-- Data entries start --

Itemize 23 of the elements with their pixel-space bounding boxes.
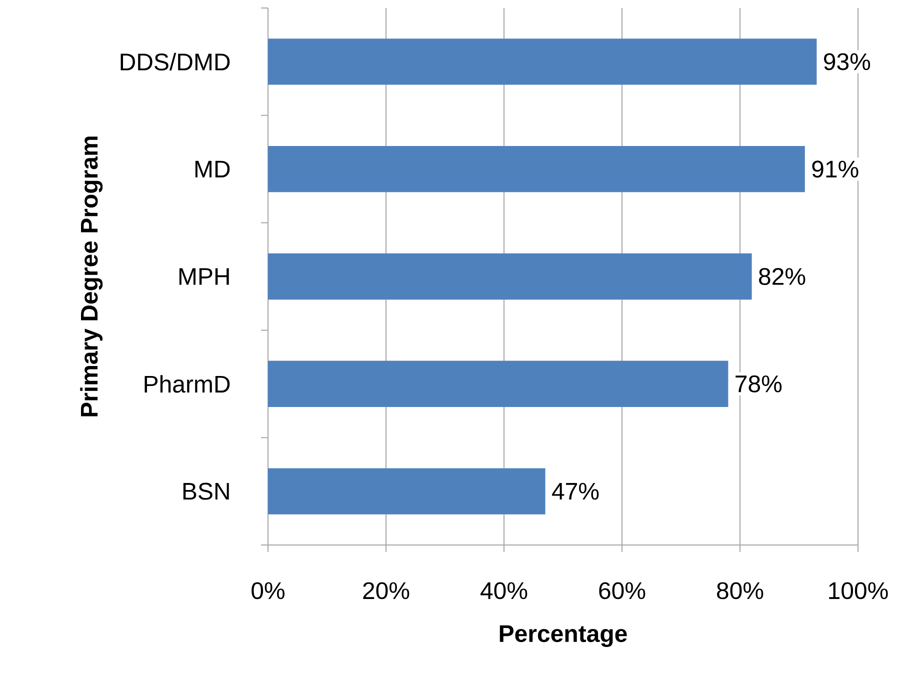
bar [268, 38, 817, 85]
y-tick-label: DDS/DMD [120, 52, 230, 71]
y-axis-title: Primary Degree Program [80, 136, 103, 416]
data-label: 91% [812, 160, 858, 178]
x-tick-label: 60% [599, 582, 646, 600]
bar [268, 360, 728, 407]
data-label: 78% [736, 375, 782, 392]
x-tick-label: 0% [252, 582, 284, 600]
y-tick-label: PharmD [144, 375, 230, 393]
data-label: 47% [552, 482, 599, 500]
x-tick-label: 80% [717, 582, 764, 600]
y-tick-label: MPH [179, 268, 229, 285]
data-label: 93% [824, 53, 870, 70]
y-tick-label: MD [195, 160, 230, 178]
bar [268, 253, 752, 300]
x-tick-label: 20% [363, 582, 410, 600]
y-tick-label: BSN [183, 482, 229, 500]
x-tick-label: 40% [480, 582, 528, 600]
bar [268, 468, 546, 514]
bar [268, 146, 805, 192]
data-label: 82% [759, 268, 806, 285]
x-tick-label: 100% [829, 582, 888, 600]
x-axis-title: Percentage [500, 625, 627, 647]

-- Data entries end --

### What is required
Render every line of the records above as a numbered list, leaving out blank lines and the pictures.

### Full answer
1. Itemize 23 of the elements with their pixel-space bounding boxes.
2. bar [268, 38, 817, 85]
3. y-tick-label: DDS/DMD [120, 52, 230, 71]
4. y-axis-title: Primary Degree Program [80, 136, 103, 416]
5. data-label: 91% [812, 160, 858, 178]
6. x-tick-label: 60% [599, 582, 646, 600]
7. bar [268, 360, 728, 407]
8. data-label: 78% [736, 375, 782, 392]
9. x-tick-label: 0% [252, 582, 284, 600]
10. y-tick-label: PharmD [144, 375, 230, 393]
11. data-label: 47% [552, 482, 599, 500]
12. x-tick-label: 80% [717, 582, 764, 600]
13. y-tick-label: MPH [179, 268, 229, 285]
14. data-label: 93% [824, 53, 870, 70]
15. y-tick-label: MD [195, 160, 230, 178]
16. bar [268, 253, 752, 300]
17. x-tick-label: 20% [363, 582, 410, 600]
18. y-tick-label: BSN [183, 482, 229, 500]
19. x-tick-label: 40% [480, 582, 528, 600]
20. bar [268, 468, 546, 514]
21. bar [268, 146, 805, 192]
22. data-label: 82% [759, 268, 806, 285]
23. x-tick-label: 100% [829, 582, 888, 600]
24. x-axis-title: Percentage [500, 625, 627, 647]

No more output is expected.